* The tasks:
1 > In the passage on management companies and short-stay accommodation licensing, which KBLI code covers villa activities?
2 > Carry on the passage on management companies and short-stay accommodation licensing from its final sentence.

* Passage:
For investors, this is where projects often become stuck. The land-use agreement says one thing, the building file says another, and the revenue model points somewhere else again. Once that happens, every later step becomes heavier.
Why a management company leaves the core issue unresolved
Most management-company advice rests on two assumptions.
The first assumption is that a Perseroan Terbatas Penanaman Modal Dalam Negeri / Domestic Investment Limited Liability Company (PT PMDN) manager’s licence profile can cure a property that carries weak building documentation, weak land-use positioning, or a misaligned operator role.
The second assumption is that a management contract can shift the identity of the short-stay accommodation operator for regulatory purposes, even where contracting, money flows, and liability remain in the same place.
Both assumptions usually fail when a regulator, a platform, a bank, or a counterparty tests the facts.
SLF and PBG issues remain live even with a manager
A manager can hire staff, run guest communications, handle check-in and check-out, and maintain the property. Those tasks leave untouched the question of whether the building has met PBG requirements and carries a valid SLF. SLF is a functional fitness gate issued by local government before use.
In a risk-based licensing framework where PBG and SLF sit in the preconditions stage, missing or misaligned building prerequisites remain a core defect, regardless of who runs day-to-day operations.
KBLI 55901 confirms that management-for-fee acts in the owner’s name
KBLI 2025 is more explicit about roles. For accommodation management services, KBLI 55901 Aktivitas Jasa Manajemen Akomodasi / Accommodation Management Services Activities describes third-party accommodation management where the manager is responsible for business and operations, acts in the property owner’s name, and is paid via a management fee.
That is exactly why management-only structures are weak as a compliance solution for restricted or sensitive short-stay accommodation categories. If the manager acts in the owner’s name, the underlying owner-operator position remains visible.
KBLI 55203 signals that villa accommodation supply is treated as owner-managed inventory
KBLI 55203 Aktivitas Vila / Villa Activities describes short-stay accommodation in private houses rented to tourists, managed by the owner.
Again, the issue sits in the regulatory model. Villa supply is framed as owner-managed short-stay accommodation supply, rather than a category automatically converted into a lawful operation through outsourcing.
Why this matters even more in short-stay accommodation
The short-stay accommodation market introduces a second gate on top of the building pathway: the participation gate. KBLI 2025 now describes villa accommodation supply and accommodation management more distinctly. Villa supply appears in KBLI 55203 Aktivitas Vila / Villa Activities, while accommodation management-for-fee appears in KBLI 55901 Aktivitas Jasa Manajemen Akomodasi / Accommodation Management Services Activities. Those two descriptions matter because they separate owner-managed accommodation supply from third-party management acting in the owner’s name.

* Data excerpt:
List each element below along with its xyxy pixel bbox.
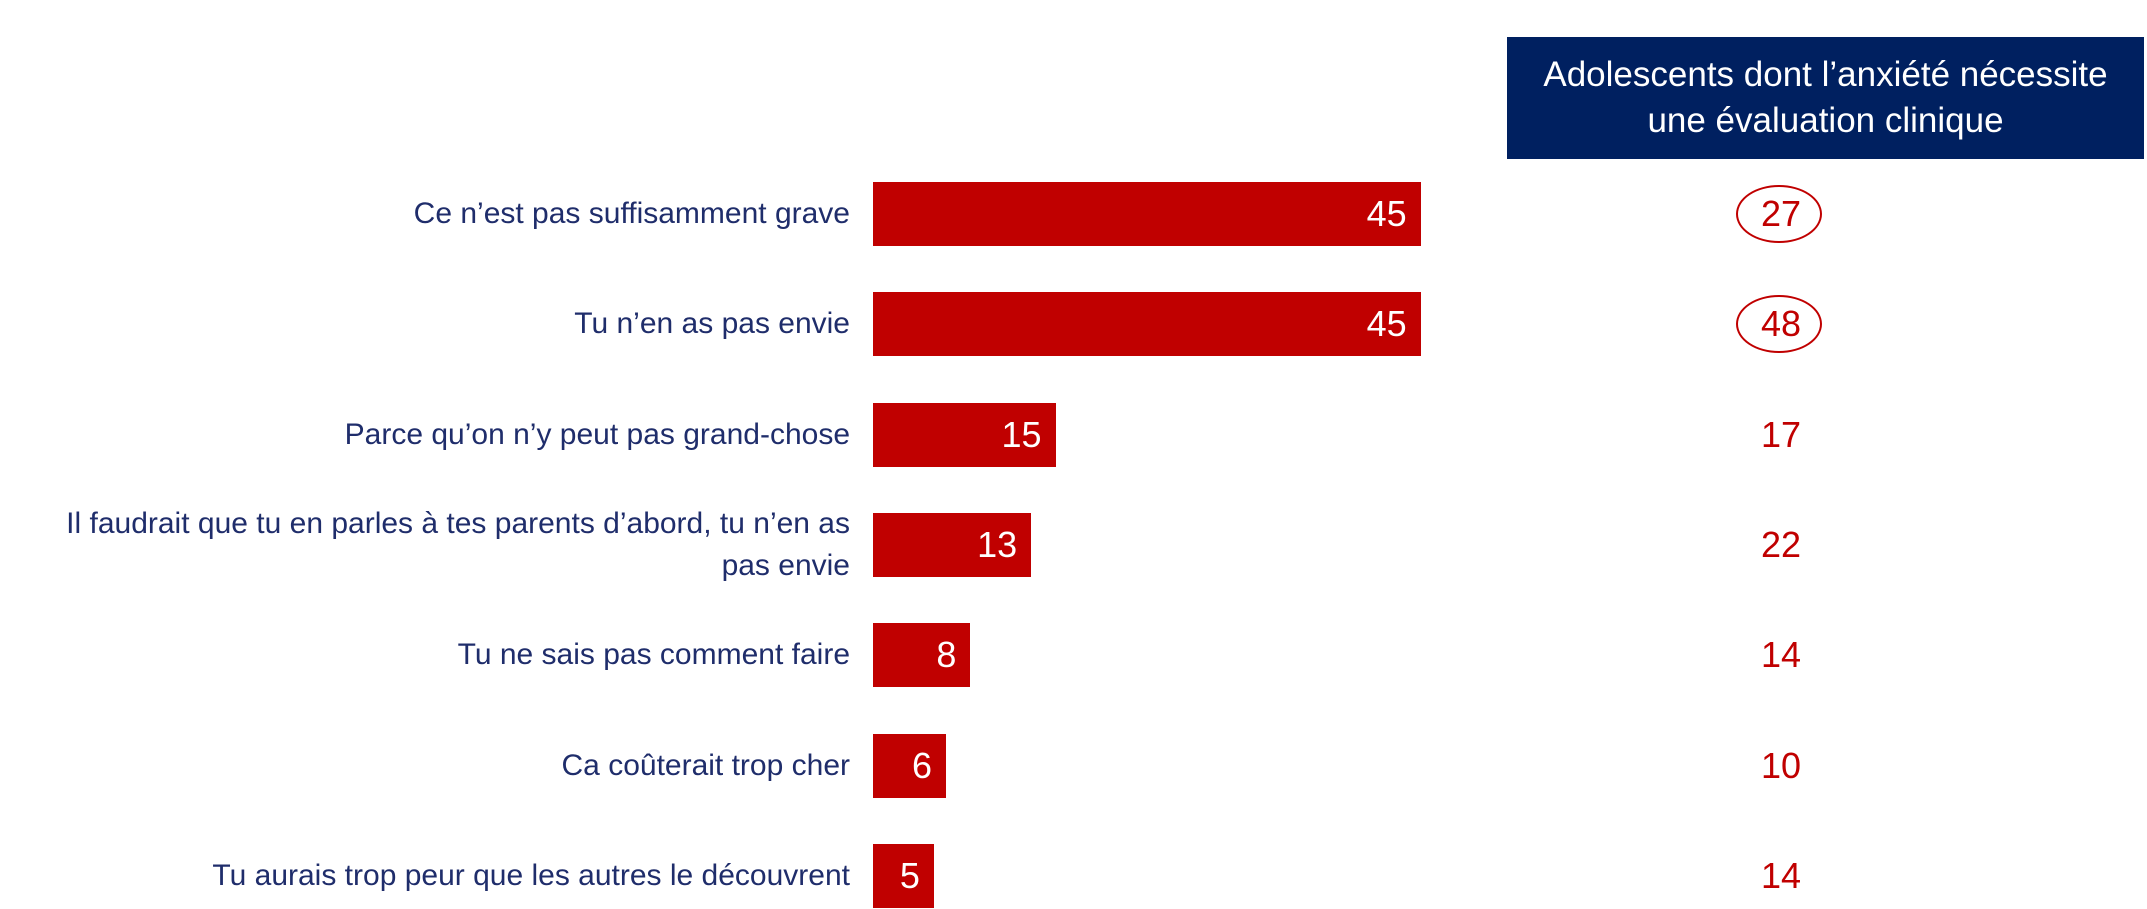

* Solved tasks:
1 > KBLI 55203 (Aktivitas Vila / Villa Activities).

2 >
This is where many investors receive poor advice. A management company can perform tasks. A management company does little to change who is running the business in substance. If the owner remains the commercial principal across contracts, money flows, pricing, and liability, the operator question points back to the owner. That is why the article frames the issue as a problem of operating substance rather than management language.
The issue regulators and platforms test: who is really running the business
A management agreement can look tidy on paper. The real question sits elsewhere. When a regulator, platform, bank, or buyer reviews the structure, they usually want to know who is actually running the short-stay accommodation business.
That question is answered through evidence.
They look at whose name appears in the guest terms. They look at who receives the booking income. They look at who controls pricing, refunds, cancellations, and guest communications. They look at who manages staff, vendors, housekeeping, check-in, check-out, and incident response. They also look at which entity appears across licences, tax registrations, and reporting records.
When those pieces point back to the PT PMA, the PT PMA remains the operator in substance, even where a PT PMDN management company sits in the middle performing day-to-day tasks.
That is why management-company advice so often leaves investors exposed. It changes the language around the structure. The commercial reality usually remains largely untouched.
The lawful pathway relies on real separation, backed by one evidence trail
A workable model can exist. It begins with proper role separation.
For a single villa used in the short-stay accommodation market, the legal design question is simple: who is the accommodation operator, and does every key document point to the same answer.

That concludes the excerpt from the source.